Written problem => Every line below that holds the string "vành" should be copied out.
⁂
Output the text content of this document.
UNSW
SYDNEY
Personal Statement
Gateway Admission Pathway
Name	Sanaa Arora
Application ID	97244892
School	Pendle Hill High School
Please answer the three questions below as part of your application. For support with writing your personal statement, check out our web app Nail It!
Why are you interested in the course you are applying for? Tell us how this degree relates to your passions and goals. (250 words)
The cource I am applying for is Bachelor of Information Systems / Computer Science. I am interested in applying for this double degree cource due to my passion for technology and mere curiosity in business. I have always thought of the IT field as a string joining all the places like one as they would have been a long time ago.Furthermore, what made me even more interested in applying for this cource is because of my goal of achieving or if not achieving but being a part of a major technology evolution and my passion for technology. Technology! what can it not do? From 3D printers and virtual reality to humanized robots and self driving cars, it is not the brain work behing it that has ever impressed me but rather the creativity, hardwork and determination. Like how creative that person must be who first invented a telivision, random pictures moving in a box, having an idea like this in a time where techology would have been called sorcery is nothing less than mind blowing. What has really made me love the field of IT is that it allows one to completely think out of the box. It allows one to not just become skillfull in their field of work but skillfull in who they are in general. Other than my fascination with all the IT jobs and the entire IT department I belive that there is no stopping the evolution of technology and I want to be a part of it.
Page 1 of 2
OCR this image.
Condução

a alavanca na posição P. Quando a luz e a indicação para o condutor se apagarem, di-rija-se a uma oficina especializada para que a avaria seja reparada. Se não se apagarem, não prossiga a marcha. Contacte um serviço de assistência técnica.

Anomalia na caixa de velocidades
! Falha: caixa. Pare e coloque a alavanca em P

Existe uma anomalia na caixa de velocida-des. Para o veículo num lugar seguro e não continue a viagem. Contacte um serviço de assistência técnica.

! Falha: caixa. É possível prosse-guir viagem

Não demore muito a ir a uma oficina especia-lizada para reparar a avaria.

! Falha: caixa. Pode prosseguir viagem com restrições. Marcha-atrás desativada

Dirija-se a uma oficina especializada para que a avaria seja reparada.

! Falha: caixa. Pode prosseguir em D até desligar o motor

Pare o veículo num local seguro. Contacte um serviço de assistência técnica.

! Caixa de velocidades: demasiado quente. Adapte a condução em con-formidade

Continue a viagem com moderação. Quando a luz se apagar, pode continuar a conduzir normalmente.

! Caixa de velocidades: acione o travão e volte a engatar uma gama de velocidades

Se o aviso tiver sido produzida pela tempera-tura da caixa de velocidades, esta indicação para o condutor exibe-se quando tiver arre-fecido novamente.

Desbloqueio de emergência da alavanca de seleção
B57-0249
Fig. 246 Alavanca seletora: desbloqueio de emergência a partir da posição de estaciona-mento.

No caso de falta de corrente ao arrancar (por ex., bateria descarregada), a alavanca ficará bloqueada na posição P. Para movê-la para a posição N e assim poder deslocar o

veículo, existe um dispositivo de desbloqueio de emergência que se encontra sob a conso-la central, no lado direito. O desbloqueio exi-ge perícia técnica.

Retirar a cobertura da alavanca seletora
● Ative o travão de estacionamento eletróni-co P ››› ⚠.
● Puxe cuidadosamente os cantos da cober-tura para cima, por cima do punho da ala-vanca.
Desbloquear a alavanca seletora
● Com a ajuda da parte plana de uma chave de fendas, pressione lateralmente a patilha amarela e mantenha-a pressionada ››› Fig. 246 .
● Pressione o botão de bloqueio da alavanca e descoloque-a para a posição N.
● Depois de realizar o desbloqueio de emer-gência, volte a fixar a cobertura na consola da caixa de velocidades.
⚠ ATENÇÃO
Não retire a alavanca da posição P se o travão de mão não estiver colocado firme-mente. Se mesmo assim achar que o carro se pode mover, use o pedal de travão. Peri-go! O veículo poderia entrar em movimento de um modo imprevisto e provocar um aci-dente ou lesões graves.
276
⁂
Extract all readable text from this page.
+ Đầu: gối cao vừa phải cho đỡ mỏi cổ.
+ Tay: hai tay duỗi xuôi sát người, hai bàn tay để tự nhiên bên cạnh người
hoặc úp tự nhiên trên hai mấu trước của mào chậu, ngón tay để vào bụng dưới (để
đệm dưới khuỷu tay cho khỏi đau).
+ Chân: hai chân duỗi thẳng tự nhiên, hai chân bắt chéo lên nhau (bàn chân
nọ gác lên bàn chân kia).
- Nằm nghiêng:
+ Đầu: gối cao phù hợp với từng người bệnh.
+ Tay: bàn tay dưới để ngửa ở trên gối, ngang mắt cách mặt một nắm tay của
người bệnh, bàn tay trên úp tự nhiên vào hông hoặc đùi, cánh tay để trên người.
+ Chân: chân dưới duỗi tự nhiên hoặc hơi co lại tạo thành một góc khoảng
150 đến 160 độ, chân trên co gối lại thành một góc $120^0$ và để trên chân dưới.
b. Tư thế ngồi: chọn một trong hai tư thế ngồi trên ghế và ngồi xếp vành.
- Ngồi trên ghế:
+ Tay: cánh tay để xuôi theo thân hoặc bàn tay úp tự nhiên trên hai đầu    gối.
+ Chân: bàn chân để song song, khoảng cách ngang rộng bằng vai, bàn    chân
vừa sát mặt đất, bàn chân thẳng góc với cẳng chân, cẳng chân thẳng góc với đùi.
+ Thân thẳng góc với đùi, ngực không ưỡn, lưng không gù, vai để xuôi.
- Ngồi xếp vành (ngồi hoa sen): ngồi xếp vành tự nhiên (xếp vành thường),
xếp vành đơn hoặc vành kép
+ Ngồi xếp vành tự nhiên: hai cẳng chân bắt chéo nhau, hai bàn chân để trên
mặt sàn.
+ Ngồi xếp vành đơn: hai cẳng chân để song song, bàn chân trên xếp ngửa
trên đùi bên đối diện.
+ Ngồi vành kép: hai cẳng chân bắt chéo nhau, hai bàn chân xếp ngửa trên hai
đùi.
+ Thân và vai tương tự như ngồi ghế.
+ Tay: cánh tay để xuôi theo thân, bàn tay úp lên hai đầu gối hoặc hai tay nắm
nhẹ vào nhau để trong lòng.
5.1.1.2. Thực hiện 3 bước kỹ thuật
⁂
Answer in full =>
b. Tư thế ngồi: chọn một trong hai tư thế ngồi trên ghế và ngồi xếp vành.
- Ngồi xếp vành (ngồi hoa sen): ngồi xếp vành tự nhiên (xếp vành thường),
xếp vành đơn hoặc vành kép
+ Ngồi xếp vành tự nhiên: hai cẳng chân bắt chéo nhau, hai bàn chân để trên
+ Ngồi xếp vành đơn: hai cẳng chân để song song, bàn chân trên xếp ngửa
+ Ngồi vành kép: hai cẳng chân bắt chéo nhau, hai bàn chân xếp ngửa trên hai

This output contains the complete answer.